THE INPUT:

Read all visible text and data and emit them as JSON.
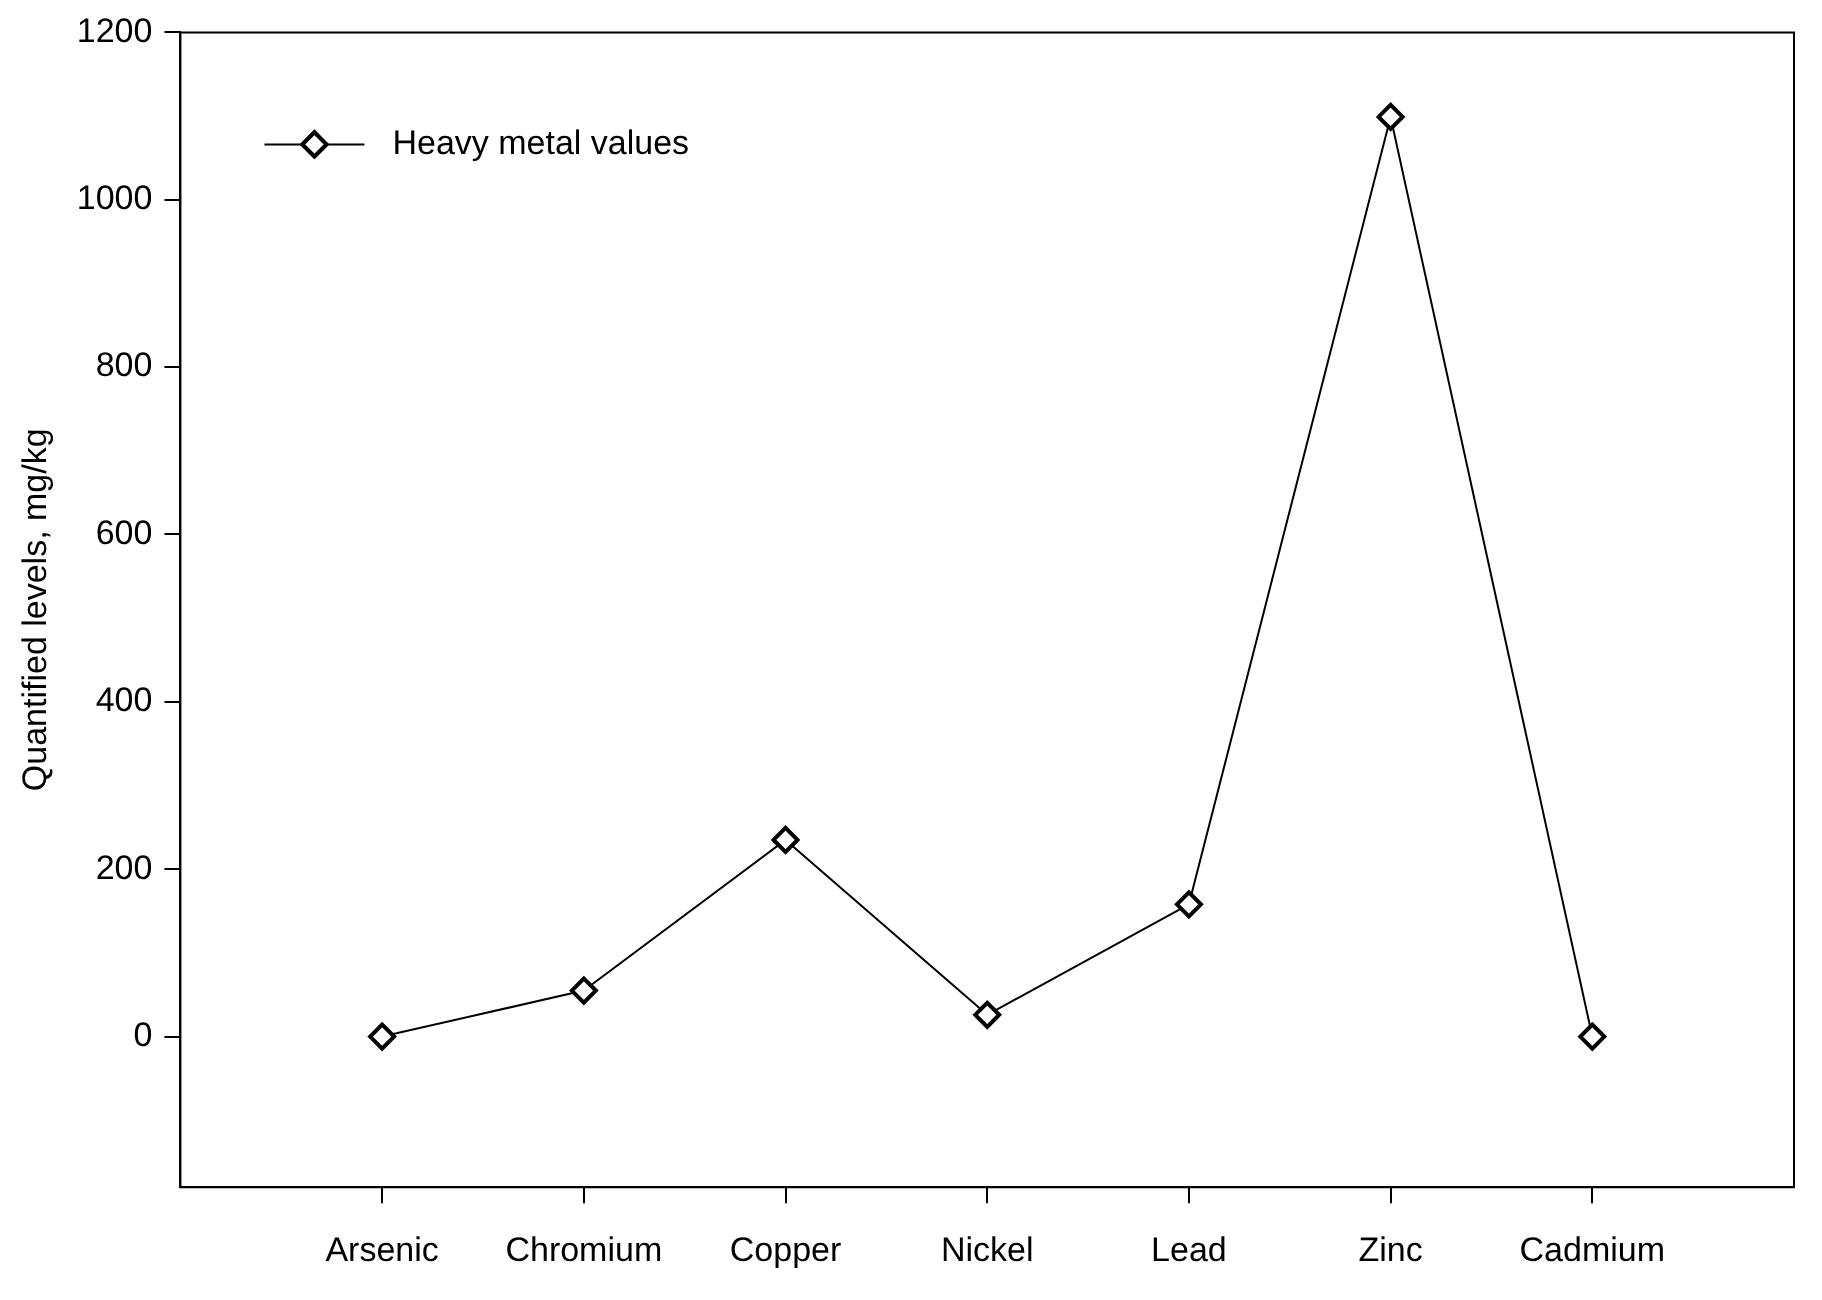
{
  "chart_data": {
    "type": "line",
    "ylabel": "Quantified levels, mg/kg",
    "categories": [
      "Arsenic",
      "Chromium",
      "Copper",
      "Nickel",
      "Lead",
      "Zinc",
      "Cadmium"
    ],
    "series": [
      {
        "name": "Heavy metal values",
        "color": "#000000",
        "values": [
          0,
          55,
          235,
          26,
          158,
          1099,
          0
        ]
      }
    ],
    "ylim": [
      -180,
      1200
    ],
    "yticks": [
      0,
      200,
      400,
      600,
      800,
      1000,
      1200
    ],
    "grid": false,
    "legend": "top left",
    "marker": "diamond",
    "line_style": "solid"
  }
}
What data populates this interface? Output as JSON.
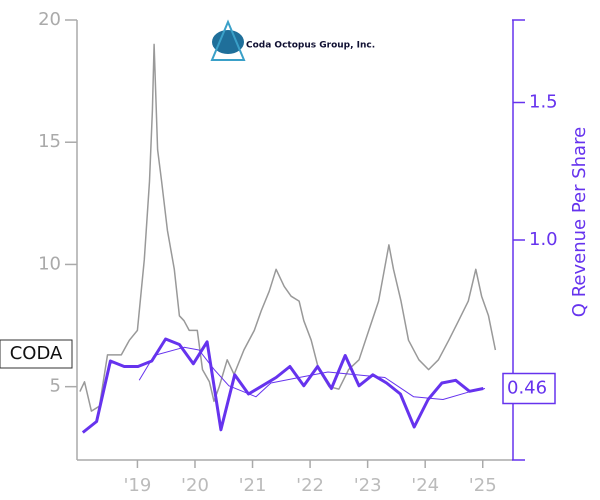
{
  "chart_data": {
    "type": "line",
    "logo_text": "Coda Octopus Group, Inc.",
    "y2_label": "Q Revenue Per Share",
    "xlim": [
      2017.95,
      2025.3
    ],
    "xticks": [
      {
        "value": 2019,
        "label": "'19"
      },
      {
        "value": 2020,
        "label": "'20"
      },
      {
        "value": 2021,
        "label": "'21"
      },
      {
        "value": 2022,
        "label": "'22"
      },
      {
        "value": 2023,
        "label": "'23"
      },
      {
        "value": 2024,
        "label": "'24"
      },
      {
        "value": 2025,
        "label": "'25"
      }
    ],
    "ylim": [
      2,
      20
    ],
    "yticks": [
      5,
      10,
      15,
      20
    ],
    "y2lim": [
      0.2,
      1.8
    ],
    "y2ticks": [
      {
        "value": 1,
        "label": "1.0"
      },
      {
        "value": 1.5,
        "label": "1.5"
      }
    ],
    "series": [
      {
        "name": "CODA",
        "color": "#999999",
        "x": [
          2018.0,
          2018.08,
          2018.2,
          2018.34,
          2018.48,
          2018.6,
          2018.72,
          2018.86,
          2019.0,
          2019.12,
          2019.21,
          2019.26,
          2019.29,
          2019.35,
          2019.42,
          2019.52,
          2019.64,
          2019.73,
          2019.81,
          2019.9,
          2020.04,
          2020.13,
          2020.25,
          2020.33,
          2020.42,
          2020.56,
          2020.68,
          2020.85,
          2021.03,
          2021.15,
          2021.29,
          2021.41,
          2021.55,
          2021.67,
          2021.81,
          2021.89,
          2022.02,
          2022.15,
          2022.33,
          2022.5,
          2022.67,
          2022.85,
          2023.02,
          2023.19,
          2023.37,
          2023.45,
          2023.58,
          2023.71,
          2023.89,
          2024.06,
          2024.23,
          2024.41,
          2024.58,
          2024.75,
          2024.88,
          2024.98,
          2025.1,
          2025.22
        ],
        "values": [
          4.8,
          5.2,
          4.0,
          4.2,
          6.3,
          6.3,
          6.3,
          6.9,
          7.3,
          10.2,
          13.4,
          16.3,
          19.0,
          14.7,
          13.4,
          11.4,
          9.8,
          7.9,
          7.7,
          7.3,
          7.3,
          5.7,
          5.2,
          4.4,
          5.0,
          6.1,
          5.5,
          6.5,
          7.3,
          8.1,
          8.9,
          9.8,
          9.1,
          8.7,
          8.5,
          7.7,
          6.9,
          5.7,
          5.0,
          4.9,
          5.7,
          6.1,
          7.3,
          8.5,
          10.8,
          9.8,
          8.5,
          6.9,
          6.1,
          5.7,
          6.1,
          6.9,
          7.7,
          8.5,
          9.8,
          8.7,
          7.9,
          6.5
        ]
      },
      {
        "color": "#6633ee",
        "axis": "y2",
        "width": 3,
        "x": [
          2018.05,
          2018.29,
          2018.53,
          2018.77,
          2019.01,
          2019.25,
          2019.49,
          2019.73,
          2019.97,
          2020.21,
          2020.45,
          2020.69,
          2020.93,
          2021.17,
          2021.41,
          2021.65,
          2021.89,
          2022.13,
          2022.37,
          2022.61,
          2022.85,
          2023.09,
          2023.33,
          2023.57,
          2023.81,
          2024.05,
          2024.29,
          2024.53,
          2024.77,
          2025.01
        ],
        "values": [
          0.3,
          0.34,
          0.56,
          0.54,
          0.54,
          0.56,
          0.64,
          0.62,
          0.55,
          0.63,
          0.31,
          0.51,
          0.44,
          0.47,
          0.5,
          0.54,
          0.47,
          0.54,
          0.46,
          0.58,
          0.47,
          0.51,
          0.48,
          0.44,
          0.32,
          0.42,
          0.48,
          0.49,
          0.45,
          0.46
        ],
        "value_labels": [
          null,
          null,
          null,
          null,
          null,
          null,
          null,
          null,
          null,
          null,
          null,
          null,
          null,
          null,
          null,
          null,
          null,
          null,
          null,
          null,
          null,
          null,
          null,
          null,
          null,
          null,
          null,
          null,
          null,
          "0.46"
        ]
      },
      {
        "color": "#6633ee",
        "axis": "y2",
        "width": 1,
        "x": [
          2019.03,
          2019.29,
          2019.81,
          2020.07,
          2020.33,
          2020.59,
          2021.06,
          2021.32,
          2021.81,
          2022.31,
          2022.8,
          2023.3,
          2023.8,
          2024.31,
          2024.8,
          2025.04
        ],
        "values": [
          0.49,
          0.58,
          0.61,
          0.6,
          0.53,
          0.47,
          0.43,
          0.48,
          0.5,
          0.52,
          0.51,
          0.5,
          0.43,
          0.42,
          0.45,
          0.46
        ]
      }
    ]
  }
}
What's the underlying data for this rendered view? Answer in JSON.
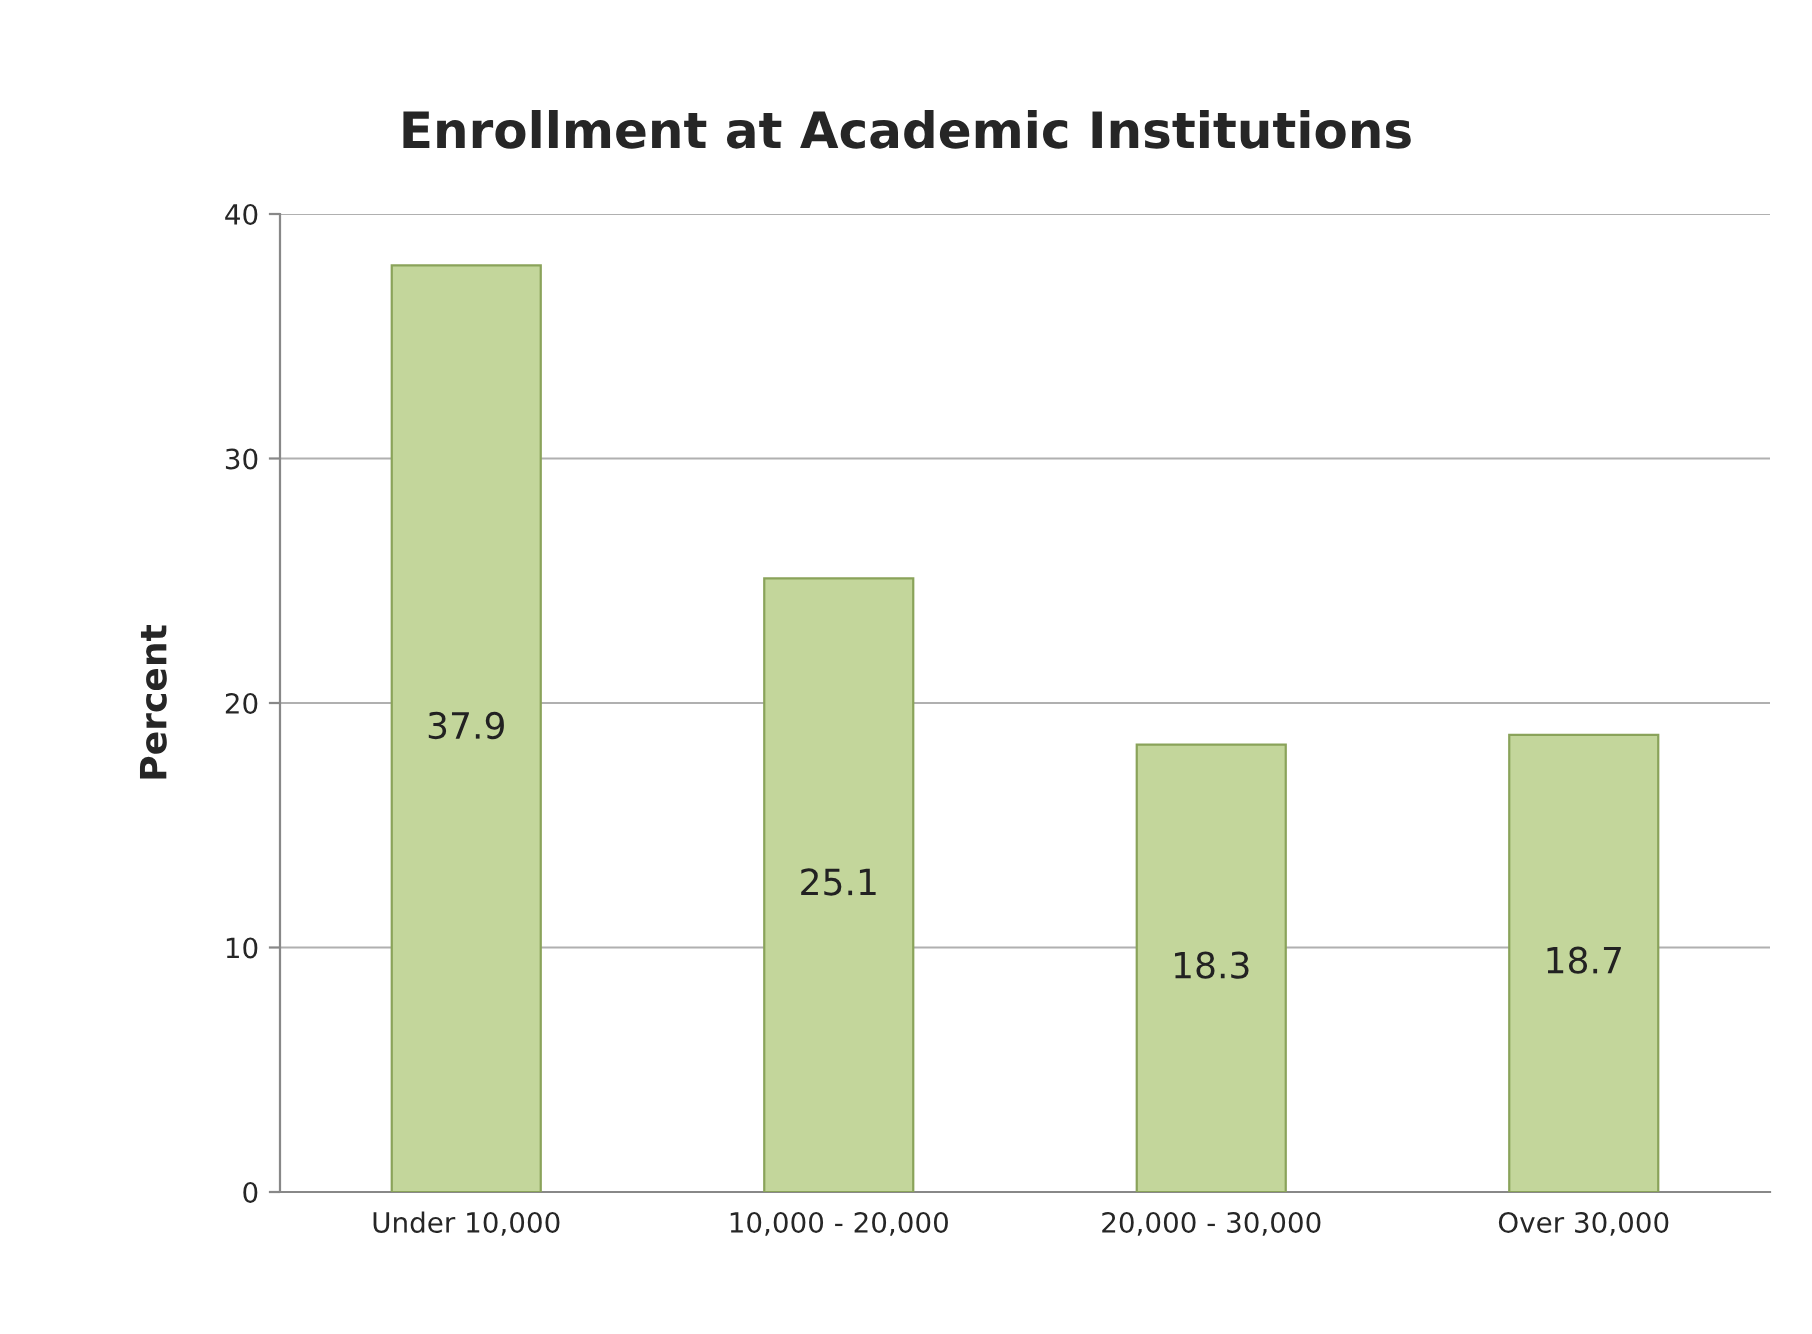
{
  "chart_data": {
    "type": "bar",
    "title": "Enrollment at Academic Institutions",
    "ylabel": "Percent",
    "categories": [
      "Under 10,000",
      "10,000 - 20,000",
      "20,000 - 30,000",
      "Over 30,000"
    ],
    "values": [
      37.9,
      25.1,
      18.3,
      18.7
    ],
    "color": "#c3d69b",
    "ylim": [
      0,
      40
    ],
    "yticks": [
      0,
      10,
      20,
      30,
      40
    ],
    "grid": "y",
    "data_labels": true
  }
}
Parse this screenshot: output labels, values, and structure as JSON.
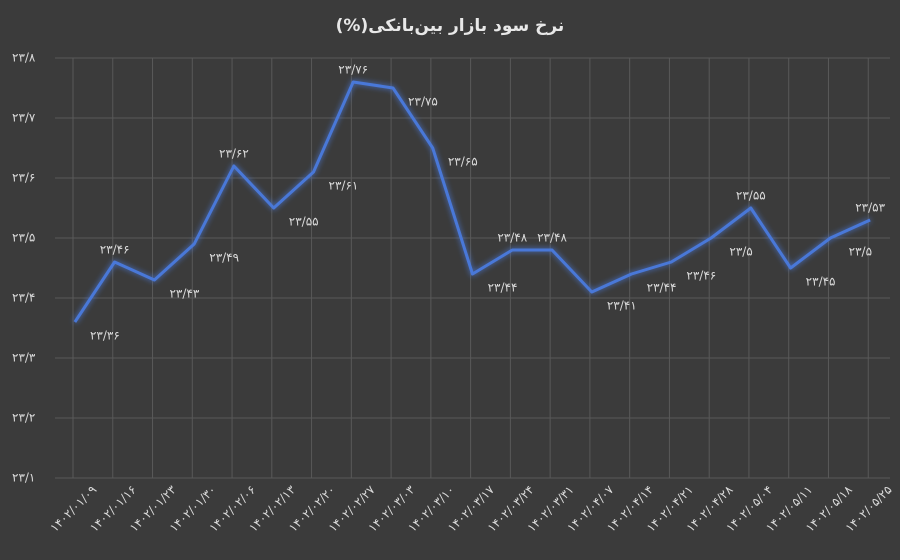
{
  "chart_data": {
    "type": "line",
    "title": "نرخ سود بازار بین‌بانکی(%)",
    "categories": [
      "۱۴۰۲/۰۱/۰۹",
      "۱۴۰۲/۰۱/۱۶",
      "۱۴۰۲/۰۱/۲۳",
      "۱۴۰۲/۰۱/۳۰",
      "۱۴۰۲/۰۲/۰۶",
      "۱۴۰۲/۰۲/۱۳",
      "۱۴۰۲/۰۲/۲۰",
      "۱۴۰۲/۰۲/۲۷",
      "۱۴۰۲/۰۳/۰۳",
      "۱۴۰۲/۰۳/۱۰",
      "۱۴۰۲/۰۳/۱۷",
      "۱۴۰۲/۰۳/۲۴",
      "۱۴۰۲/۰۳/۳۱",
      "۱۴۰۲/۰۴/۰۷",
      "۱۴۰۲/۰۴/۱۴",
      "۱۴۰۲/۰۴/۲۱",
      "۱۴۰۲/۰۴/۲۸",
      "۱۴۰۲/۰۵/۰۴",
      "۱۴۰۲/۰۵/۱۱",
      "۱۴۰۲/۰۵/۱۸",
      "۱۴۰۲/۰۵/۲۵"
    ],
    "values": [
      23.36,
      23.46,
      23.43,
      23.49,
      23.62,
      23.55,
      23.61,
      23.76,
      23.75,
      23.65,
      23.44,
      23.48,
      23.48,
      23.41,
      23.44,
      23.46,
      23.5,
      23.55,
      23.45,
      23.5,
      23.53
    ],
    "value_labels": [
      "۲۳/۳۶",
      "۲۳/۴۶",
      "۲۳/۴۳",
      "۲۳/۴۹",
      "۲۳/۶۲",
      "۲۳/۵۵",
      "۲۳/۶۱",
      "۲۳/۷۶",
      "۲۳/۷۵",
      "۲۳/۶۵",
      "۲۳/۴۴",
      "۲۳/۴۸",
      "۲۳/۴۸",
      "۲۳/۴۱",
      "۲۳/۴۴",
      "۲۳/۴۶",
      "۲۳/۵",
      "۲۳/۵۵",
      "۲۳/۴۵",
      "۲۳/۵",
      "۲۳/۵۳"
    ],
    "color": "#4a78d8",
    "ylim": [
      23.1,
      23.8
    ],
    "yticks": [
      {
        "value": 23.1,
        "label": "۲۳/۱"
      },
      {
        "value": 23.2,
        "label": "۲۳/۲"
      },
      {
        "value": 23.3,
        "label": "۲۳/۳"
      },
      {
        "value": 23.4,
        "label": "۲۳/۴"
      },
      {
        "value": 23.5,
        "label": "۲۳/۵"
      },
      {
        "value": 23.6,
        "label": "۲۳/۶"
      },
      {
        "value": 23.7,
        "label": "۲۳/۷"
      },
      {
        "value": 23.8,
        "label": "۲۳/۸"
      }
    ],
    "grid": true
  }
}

EXERCISE AIM: Of the lines in the data above, how many contain the word "What"? Give only that figure.

SOLUTION: 2